Problem details:
In the passage about John S. Clark's life, what work did Clark do for the railways after moving to Geraldton?

Selected passage:

John S. Clark was born on 21 March 1885 in Glasgow, Scotland, to parents James Souttar Clark, a coach-painter, and Maggie Clark (née Scott). At an early age, Clark had an interest in entomology throughout his years in Glasgow and adult life in Australia. Clark migrated to Australia in 1905 with little formal education but found himself working for the state railways in Queensland. There, he found an interest in ants and made his first collection of specimens in North Queensland. In May 1908, Clark married his first wife, Maggie Forbes, at the Cairns Presbyterian Church. After their marriage, they moved to Geraldton in Western Australia, where Clark worked for the railways as a wheelwright. He had one son and three daughters with Forbes; Forbes later died from heart disease in 1935.

==Career==
Australian entomologist Leslie John William Newman of the Western Australian Department of Agriculture noticed Clark's enthusiasm for natural history, and on probation, took Clark in as the assistant to the entomologist in 1919. In 1920, Clark's position in the Department of Agriculture was confirmed; due to this, Clark and his family moved to Perth. He began publishing his first papers discussing the history of entomology in Western Australia in 1921, and also basic articles about ants, insect pests in Australian forests and myrmecophilous beetles. Three years after his articles were first published, Clark was promoted to assistant-entomologist. Scientists attending the 1926 Australasian Association for the Advancement of Science suggested that Clark should apply for a position as "entomologist" at the National Museum of Victoria, in which he was appointed in late 1926 and began working there in 1927. After working for the museum, he found museum work "not to his liking" and tried to apply for the post of "economic entomologist" in New Guinea, which at the time was an Australian administered-territory. However, this was unsuccessful for Clark, who remained at the National Museum of Victoria for nearly 20 years. In 1933, Clark sold 8,000 ant specimens he collected to the museum for about £200.

Material supplied:
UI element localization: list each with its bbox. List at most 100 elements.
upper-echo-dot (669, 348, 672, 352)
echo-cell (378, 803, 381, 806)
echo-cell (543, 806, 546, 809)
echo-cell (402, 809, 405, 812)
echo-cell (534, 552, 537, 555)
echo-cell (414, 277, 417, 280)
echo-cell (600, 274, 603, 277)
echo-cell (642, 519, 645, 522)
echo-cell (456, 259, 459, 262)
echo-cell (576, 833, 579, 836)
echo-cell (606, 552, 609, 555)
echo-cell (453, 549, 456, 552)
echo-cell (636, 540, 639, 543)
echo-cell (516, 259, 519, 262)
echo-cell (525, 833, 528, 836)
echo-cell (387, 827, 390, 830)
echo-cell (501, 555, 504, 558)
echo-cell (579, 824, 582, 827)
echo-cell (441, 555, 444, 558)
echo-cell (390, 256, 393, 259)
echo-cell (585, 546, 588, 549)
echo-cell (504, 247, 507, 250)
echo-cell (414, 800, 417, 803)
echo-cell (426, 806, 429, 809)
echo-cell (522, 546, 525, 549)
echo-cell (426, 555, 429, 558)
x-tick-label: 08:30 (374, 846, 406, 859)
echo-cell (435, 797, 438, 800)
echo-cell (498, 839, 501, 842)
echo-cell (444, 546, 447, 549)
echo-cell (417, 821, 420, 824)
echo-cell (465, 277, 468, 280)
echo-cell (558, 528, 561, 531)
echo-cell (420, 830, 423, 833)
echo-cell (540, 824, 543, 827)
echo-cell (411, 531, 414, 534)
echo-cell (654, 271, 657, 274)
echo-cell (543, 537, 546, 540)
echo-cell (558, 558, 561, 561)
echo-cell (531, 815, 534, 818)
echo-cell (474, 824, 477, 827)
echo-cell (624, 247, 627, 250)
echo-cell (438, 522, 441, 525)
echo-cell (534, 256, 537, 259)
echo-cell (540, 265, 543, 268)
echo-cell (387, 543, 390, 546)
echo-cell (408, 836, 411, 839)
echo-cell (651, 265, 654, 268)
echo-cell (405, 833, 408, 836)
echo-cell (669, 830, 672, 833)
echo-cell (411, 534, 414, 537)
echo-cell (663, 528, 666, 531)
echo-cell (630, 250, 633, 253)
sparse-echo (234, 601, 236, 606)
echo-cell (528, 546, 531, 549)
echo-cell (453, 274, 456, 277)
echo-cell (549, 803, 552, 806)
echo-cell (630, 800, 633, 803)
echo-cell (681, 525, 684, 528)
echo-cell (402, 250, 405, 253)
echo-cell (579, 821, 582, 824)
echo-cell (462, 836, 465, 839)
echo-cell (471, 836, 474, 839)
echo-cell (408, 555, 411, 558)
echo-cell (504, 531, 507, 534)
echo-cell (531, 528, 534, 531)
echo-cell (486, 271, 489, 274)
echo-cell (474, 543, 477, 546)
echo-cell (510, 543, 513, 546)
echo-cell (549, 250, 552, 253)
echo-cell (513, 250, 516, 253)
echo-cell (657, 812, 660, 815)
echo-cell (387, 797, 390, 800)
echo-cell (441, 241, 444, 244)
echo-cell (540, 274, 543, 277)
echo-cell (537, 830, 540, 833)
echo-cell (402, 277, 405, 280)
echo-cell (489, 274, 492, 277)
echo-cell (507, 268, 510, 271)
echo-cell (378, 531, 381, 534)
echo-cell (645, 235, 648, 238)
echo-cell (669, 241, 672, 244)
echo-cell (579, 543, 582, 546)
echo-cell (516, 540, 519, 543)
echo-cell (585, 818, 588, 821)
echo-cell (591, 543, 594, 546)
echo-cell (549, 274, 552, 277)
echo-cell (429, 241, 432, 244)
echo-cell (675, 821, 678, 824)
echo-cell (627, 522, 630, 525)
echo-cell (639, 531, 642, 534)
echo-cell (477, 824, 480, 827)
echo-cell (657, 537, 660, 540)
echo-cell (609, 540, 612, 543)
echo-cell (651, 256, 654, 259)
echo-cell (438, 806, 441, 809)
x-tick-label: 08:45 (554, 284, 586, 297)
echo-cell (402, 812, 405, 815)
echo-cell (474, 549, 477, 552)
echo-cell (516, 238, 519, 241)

Solution to this problem:
He worked as a wheelwright.